**Instruction**
Collect every line that includes the string "dias".

**Dataset extract**
□ □ □

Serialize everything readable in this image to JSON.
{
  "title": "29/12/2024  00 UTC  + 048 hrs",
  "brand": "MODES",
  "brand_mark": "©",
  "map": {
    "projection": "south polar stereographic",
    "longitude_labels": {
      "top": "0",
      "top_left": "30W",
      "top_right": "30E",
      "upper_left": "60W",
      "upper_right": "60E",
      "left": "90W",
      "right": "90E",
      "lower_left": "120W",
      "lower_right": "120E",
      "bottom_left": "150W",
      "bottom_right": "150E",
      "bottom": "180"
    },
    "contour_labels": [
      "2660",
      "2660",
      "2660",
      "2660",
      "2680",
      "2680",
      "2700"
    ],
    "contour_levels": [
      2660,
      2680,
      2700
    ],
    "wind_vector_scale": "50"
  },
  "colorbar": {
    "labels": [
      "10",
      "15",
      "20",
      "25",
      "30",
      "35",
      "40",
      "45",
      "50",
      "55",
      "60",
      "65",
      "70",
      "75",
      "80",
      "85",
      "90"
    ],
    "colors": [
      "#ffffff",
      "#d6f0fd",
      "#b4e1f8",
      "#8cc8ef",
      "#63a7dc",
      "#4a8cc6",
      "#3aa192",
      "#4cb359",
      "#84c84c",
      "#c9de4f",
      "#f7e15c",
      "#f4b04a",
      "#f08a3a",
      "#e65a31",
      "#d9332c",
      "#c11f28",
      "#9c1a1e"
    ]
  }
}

□ □ □

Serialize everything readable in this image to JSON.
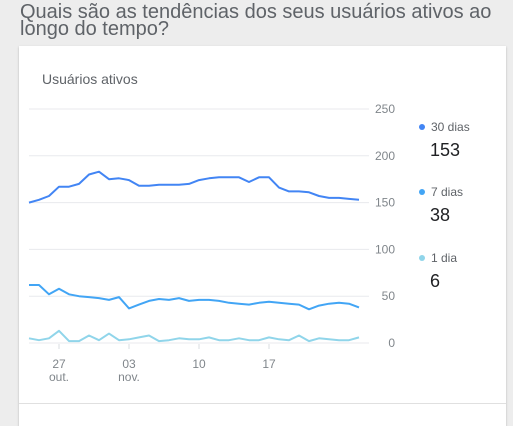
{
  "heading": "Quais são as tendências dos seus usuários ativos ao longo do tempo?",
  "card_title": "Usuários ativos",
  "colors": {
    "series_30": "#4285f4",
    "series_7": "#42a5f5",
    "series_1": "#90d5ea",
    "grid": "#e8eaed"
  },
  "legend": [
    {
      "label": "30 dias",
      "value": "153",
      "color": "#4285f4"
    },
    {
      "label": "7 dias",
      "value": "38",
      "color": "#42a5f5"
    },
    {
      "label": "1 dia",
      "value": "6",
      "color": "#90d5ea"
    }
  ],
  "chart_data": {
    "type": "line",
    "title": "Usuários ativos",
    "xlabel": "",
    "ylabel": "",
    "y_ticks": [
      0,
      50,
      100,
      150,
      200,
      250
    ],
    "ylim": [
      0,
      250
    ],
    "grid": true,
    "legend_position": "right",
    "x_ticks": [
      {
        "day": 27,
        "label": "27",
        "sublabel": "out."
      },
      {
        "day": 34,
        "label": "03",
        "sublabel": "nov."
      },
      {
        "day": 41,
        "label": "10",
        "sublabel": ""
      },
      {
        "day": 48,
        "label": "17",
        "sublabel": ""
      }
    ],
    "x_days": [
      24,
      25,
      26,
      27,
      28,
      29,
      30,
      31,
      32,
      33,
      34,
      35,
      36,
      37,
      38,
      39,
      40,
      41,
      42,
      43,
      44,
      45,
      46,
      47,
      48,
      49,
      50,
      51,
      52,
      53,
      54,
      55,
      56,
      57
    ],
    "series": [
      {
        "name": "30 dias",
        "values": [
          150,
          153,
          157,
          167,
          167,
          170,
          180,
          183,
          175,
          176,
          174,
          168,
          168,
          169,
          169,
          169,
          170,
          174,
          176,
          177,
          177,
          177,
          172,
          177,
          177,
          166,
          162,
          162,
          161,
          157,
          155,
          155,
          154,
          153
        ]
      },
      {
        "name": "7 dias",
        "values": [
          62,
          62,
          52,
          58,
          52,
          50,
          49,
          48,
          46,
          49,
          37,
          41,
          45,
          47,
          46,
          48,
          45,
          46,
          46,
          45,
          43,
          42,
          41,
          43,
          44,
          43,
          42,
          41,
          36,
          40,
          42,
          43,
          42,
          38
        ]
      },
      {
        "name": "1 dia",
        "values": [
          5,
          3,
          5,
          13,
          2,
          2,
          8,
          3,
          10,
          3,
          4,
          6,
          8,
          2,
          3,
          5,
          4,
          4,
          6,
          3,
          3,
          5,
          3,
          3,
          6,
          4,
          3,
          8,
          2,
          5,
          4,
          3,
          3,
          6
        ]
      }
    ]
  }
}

□ □ □

**Written reply**
      "label": "30 dias",
      "label": "7 dias",
        "name": "30 dias",
        "name": "7 dias",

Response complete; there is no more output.